#### REQUIREMENT
Scan the material and copy every line in which "Dealer" appears.

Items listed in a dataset

╭──

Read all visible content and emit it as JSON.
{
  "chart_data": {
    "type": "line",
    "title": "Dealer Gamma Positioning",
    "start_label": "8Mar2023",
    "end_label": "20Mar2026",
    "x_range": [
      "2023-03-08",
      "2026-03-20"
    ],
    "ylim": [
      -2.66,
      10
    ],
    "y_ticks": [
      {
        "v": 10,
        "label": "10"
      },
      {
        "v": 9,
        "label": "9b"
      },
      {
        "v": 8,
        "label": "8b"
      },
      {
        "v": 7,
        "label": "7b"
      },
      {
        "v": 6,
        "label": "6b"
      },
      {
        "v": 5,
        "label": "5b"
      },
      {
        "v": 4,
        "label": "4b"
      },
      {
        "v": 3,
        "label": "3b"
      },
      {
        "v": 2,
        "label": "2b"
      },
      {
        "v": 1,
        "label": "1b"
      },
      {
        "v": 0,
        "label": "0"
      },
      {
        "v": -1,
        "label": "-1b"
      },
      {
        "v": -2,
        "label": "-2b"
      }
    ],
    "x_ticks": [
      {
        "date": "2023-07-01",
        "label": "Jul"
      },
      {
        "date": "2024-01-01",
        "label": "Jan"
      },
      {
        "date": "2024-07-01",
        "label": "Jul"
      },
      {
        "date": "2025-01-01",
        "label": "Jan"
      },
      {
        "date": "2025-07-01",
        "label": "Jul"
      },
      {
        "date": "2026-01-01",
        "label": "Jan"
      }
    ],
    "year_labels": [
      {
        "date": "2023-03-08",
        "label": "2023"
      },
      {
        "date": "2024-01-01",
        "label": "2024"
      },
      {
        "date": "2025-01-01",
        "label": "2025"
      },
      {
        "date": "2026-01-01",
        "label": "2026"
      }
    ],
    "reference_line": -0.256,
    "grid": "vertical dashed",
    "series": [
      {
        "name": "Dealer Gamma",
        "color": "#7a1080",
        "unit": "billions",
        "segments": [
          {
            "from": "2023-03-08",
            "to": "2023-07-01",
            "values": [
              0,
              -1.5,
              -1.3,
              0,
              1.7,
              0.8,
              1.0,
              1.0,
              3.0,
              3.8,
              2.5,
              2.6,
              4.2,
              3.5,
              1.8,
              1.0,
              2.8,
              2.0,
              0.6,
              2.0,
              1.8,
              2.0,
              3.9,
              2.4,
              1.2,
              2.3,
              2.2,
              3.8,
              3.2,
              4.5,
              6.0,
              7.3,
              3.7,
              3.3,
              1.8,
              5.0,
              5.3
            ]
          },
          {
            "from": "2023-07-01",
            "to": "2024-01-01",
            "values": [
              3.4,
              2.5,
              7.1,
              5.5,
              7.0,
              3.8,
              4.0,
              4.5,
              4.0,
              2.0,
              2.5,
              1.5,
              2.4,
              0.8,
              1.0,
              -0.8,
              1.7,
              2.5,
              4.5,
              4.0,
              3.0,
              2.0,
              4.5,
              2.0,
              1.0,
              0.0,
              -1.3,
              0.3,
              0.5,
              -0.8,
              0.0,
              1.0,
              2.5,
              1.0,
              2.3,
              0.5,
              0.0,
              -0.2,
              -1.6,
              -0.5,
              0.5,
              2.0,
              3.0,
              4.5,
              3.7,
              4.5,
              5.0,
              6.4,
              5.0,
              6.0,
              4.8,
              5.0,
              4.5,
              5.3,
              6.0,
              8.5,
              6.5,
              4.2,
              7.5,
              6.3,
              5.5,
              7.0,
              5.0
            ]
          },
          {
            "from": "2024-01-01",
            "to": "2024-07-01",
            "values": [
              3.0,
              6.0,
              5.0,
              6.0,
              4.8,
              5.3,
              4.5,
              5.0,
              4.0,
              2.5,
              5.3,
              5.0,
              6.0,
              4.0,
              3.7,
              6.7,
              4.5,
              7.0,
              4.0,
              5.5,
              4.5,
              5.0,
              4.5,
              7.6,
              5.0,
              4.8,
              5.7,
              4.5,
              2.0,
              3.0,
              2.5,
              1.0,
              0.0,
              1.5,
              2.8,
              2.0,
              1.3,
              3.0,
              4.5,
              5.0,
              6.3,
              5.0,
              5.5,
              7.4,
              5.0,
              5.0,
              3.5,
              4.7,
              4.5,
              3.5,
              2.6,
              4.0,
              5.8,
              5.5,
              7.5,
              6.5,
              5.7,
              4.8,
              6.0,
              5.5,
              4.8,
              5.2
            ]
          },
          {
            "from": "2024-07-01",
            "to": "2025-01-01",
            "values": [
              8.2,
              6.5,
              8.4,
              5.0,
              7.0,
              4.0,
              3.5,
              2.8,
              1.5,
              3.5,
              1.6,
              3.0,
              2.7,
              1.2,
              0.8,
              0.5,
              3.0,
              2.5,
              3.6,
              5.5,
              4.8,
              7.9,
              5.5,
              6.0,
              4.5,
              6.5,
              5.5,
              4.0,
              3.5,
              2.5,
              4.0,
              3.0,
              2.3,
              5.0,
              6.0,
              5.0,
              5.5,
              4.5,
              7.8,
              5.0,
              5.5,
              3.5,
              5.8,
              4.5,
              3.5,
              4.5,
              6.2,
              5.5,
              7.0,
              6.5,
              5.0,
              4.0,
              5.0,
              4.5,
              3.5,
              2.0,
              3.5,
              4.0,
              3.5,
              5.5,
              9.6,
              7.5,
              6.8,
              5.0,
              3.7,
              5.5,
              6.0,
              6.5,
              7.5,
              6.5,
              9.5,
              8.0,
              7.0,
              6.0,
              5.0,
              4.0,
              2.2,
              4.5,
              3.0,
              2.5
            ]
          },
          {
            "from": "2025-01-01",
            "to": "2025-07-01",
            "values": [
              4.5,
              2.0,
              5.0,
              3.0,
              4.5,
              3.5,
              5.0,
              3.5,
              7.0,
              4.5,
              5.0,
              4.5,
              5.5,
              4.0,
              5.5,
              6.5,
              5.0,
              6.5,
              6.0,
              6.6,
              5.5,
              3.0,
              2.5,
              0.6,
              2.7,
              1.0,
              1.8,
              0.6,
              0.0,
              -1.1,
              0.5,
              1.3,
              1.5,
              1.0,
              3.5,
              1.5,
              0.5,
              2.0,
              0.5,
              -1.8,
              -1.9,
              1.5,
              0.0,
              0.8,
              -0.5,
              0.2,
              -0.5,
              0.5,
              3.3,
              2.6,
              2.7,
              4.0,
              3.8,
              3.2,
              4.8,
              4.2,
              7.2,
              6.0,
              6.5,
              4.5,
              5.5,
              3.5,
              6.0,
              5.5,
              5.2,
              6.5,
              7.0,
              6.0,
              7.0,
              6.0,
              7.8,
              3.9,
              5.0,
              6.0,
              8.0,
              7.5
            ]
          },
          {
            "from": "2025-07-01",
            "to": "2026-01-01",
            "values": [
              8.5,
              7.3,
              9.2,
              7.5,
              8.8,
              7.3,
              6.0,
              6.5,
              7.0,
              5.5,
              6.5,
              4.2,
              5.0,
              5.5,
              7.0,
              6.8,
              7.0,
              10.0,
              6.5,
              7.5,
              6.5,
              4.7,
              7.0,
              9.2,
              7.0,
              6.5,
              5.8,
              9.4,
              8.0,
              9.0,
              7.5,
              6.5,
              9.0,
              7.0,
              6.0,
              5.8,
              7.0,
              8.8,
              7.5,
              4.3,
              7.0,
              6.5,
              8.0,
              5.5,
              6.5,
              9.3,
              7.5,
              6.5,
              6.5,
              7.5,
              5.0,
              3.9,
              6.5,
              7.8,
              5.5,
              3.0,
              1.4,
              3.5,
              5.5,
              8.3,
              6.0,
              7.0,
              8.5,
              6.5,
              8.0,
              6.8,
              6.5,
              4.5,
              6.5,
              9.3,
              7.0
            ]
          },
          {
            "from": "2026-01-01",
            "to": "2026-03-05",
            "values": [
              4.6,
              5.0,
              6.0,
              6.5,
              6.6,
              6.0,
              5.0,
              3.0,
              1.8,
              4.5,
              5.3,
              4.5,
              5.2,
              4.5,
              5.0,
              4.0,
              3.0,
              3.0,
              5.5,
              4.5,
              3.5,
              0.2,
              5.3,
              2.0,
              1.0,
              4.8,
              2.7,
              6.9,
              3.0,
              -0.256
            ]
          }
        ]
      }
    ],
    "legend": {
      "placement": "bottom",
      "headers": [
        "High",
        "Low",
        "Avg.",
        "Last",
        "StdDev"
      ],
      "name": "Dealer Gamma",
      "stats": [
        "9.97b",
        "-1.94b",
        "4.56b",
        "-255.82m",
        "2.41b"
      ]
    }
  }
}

╰──

#### OUTPUT BELOW
    "title": "Dealer Gamma Positioning",
        "name": "Dealer Gamma",
      "name": "Dealer Gamma",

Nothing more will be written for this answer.